[Data entries]

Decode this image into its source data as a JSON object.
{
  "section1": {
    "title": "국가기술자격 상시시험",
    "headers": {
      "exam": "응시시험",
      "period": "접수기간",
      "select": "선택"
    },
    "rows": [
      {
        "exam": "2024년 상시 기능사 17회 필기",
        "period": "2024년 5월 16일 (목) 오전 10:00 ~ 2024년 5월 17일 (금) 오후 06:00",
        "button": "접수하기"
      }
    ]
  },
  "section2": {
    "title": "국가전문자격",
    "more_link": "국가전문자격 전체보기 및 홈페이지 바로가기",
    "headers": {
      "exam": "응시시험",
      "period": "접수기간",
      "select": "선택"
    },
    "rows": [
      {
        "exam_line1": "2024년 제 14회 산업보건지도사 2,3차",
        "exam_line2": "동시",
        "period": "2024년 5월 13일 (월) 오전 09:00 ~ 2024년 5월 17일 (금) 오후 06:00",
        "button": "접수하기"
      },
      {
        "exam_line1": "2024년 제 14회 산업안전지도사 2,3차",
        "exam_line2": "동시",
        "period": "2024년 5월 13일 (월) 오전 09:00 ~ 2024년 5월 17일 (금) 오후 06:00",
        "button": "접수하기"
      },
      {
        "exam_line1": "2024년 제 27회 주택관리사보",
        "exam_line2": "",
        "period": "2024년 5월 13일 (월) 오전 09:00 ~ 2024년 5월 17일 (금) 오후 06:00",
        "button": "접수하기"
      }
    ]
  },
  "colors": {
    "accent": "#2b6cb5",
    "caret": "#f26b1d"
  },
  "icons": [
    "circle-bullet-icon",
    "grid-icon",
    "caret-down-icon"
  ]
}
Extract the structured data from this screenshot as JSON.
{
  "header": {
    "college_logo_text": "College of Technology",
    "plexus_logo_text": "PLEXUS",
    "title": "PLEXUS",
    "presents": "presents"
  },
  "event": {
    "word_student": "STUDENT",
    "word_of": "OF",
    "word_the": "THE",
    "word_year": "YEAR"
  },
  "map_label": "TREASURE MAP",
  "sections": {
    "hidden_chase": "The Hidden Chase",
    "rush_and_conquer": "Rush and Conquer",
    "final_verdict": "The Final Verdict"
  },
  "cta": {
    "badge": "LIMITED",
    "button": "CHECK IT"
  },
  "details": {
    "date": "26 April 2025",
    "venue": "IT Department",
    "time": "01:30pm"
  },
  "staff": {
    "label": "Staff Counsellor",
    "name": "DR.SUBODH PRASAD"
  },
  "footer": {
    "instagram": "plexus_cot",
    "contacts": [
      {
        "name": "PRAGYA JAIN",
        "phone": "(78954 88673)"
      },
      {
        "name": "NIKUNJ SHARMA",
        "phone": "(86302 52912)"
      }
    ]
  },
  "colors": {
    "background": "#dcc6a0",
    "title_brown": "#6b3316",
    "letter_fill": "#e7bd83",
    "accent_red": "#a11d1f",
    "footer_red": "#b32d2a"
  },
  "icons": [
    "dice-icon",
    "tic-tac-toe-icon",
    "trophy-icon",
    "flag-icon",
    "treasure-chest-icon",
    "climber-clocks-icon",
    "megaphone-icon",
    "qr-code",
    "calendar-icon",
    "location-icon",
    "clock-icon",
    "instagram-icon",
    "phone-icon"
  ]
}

▸ Work to do:
The records above are to be copied in full, exactly as written.

▸ Expected output:
Decode this image into its source data as a JSON object.
{
  "section1": {
    "title": "국가기술자격 상시시험",
    "headers": {
      "exam": "응시시험",
      "period": "접수기간",
      "select": "선택"
    },
    "rows": [
      {
        "exam": "2024년 상시 기능사 17회 필기",
        "period": "2024년 5월 16일 (목) 오전 10:00 ~ 2024년 5월 17일 (금) 오후 06:00",
        "button": "접수하기"
      }
    ]
  },
  "section2": {
    "title": "국가전문자격",
    "more_link": "국가전문자격 전체보기 및 홈페이지 바로가기",
    "headers": {
      "exam": "응시시험",
      "period": "접수기간",
      "select": "선택"
    },
    "rows": [
      {
        "exam_line1": "2024년 제 14회 산업보건지도사 2,3차",
        "exam_line2": "동시",
        "period": "2024년 5월 13일 (월) 오전 09:00 ~ 2024년 5월 17일 (금) 오후 06:00",
        "button": "접수하기"
      },
      {
        "exam_line1": "2024년 제 14회 산업안전지도사 2,3차",
        "exam_line2": "동시",
        "period": "2024년 5월 13일 (월) 오전 09:00 ~ 2024년 5월 17일 (금) 오후 06:00",
        "button": "접수하기"
      },
      {
        "exam_line1": "2024년 제 27회 주택관리사보",
        "exam_line2": "",
        "period": "2024년 5월 13일 (월) 오전 09:00 ~ 2024년 5월 17일 (금) 오후 06:00",
        "button": "접수하기"
      }
    ]
  },
  "colors": {
    "accent": "#2b6cb5",
    "caret": "#f26b1d"
  },
  "icons": [
    "circle-bullet-icon",
    "grid-icon",
    "caret-down-icon"
  ]
}
Extract the structured data from this screenshot as JSON.
{
  "header": {
    "college_logo_text": "College of Technology",
    "plexus_logo_text": "PLEXUS",
    "title": "PLEXUS",
    "presents": "presents"
  },
  "event": {
    "word_student": "STUDENT",
    "word_of": "OF",
    "word_the": "THE",
    "word_year": "YEAR"
  },
  "map_label": "TREASURE MAP",
  "sections": {
    "hidden_chase": "The Hidden Chase",
    "rush_and_conquer": "Rush and Conquer",
    "final_verdict": "The Final Verdict"
  },
  "cta": {
    "badge": "LIMITED",
    "button": "CHECK IT"
  },
  "details": {
    "date": "26 April 2025",
    "venue": "IT Department",
    "time": "01:30pm"
  },
  "staff": {
    "label": "Staff Counsellor",
    "name": "DR.SUBODH PRASAD"
  },
  "footer": {
    "instagram": "plexus_cot",
    "contacts": [
      {
        "name": "PRAGYA JAIN",
        "phone": "(78954 88673)"
      },
      {
        "name": "NIKUNJ SHARMA",
        "phone": "(86302 52912)"
      }
    ]
  },
  "colors": {
    "background": "#dcc6a0",
    "title_brown": "#6b3316",
    "letter_fill": "#e7bd83",
    "accent_red": "#a11d1f",
    "footer_red": "#b32d2a"
  },
  "icons": [
    "dice-icon",
    "tic-tac-toe-icon",
    "trophy-icon",
    "flag-icon",
    "treasure-chest-icon",
    "climber-clocks-icon",
    "megaphone-icon",
    "qr-code",
    "calendar-icon",
    "location-icon",
    "clock-icon",
    "instagram-icon",
    "phone-icon"
  ]
}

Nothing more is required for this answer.